# [Data for this task]
/---
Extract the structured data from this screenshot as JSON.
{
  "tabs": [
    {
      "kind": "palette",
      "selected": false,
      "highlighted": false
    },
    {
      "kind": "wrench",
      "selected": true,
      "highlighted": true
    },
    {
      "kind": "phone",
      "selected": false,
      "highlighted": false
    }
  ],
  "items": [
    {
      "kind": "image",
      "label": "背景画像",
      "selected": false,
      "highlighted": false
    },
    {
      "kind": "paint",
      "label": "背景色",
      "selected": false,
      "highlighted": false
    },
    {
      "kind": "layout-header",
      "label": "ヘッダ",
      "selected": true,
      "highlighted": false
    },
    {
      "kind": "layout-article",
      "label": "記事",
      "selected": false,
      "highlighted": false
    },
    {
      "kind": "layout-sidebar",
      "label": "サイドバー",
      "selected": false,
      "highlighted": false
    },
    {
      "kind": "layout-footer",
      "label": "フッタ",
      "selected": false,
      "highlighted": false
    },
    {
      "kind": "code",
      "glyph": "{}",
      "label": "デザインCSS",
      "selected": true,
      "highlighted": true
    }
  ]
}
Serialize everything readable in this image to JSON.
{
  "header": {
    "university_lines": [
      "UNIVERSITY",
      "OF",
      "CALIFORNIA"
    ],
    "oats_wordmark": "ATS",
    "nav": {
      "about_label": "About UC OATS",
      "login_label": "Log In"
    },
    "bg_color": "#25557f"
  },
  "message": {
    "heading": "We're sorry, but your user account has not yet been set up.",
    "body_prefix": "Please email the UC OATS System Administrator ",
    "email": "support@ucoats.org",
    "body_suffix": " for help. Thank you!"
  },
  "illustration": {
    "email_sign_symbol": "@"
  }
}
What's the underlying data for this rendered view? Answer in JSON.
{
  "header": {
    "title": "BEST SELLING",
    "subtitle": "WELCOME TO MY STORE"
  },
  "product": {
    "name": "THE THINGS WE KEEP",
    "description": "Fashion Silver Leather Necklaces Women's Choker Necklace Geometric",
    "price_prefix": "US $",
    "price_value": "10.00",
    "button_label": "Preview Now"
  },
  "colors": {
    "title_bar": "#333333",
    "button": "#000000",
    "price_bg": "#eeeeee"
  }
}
\---
# [Requirements]
Every entry should be printed again exactly as written.

# [Answer below]
Extract the structured data from this screenshot as JSON.
{
  "tabs": [
    {
      "kind": "palette",
      "selected": false,
      "highlighted": false
    },
    {
      "kind": "wrench",
      "selected": true,
      "highlighted": true
    },
    {
      "kind": "phone",
      "selected": false,
      "highlighted": false
    }
  ],
  "items": [
    {
      "kind": "image",
      "label": "背景画像",
      "selected": false,
      "highlighted": false
    },
    {
      "kind": "paint",
      "label": "背景色",
      "selected": false,
      "highlighted": false
    },
    {
      "kind": "layout-header",
      "label": "ヘッダ",
      "selected": true,
      "highlighted": false
    },
    {
      "kind": "layout-article",
      "label": "記事",
      "selected": false,
      "highlighted": false
    },
    {
      "kind": "layout-sidebar",
      "label": "サイドバー",
      "selected": false,
      "highlighted": false
    },
    {
      "kind": "layout-footer",
      "label": "フッタ",
      "selected": false,
      "highlighted": false
    },
    {
      "kind": "code",
      "glyph": "{}",
      "label": "デザインCSS",
      "selected": true,
      "highlighted": true
    }
  ]
}
Serialize everything readable in this image to JSON.
{
  "header": {
    "university_lines": [
      "UNIVERSITY",
      "OF",
      "CALIFORNIA"
    ],
    "oats_wordmark": "ATS",
    "nav": {
      "about_label": "About UC OATS",
      "login_label": "Log In"
    },
    "bg_color": "#25557f"
  },
  "message": {
    "heading": "We're sorry, but your user account has not yet been set up.",
    "body_prefix": "Please email the UC OATS System Administrator ",
    "email": "support@ucoats.org",
    "body_suffix": " for help. Thank you!"
  },
  "illustration": {
    "email_sign_symbol": "@"
  }
}
What's the underlying data for this rendered view? Answer in JSON.
{
  "header": {
    "title": "BEST SELLING",
    "subtitle": "WELCOME TO MY STORE"
  },
  "product": {
    "name": "THE THINGS WE KEEP",
    "description": "Fashion Silver Leather Necklaces Women's Choker Necklace Geometric",
    "price_prefix": "US $",
    "price_value": "10.00",
    "button_label": "Preview Now"
  },
  "colors": {
    "title_bar": "#333333",
    "button": "#000000",
    "price_bg": "#eeeeee"
  }
}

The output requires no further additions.